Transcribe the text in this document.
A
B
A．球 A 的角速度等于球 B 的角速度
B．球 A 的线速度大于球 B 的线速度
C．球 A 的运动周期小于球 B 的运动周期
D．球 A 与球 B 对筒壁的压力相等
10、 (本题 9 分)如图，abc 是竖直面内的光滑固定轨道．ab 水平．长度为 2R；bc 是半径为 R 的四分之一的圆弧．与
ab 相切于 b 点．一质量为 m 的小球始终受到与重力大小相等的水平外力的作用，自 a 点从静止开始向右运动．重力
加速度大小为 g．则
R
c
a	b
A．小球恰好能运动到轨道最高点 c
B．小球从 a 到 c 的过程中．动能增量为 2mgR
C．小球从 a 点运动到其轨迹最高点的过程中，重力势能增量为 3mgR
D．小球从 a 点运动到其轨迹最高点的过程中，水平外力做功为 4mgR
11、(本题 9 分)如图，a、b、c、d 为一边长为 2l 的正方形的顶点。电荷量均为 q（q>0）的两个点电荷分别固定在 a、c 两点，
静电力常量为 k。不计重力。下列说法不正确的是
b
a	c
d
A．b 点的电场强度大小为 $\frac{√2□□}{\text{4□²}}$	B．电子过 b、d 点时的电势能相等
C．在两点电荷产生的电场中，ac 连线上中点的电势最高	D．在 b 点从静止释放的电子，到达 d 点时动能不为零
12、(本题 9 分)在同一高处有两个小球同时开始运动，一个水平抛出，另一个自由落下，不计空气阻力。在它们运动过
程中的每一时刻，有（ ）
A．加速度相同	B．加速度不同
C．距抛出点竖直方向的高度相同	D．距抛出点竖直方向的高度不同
......
CHALLENGE —
Generate an exact reproduction of all entries.

WORKED ANSWER —
Transcribe the text in this document.
A
B
A．球 A 的角速度等于球 B 的角速度
B．球 A 的线速度大于球 B 的线速度
C．球 A 的运动周期小于球 B 的运动周期
D．球 A 与球 B 对筒壁的压力相等
10、 (本题 9 分)如图，abc 是竖直面内的光滑固定轨道．ab 水平．长度为 2R；bc 是半径为 R 的四分之一的圆弧．与
ab 相切于 b 点．一质量为 m 的小球始终受到与重力大小相等的水平外力的作用，自 a 点从静止开始向右运动．重力
加速度大小为 g．则
R
c
a	b
A．小球恰好能运动到轨道最高点 c
B．小球从 a 到 c 的过程中．动能增量为 2mgR
C．小球从 a 点运动到其轨迹最高点的过程中，重力势能增量为 3mgR
D．小球从 a 点运动到其轨迹最高点的过程中，水平外力做功为 4mgR
11、(本题 9 分)如图，a、b、c、d 为一边长为 2l 的正方形的顶点。电荷量均为 q（q>0）的两个点电荷分别固定在 a、c 两点，
静电力常量为 k。不计重力。下列说法不正确的是
b
a	c
d
A．b 点的电场强度大小为 $\frac{√2□□}{\text{4□²}}$	B．电子过 b、d 点时的电势能相等
C．在两点电荷产生的电场中，ac 连线上中点的电势最高	D．在 b 点从静止释放的电子，到达 d 点时动能不为零
12、(本题 9 分)在同一高处有两个小球同时开始运动，一个水平抛出，另一个自由落下，不计空气阻力。在它们运动过
程中的每一时刻，有（ ）
A．加速度相同	B．加速度不同
C．距抛出点竖直方向的高度相同	D．距抛出点竖直方向的高度不同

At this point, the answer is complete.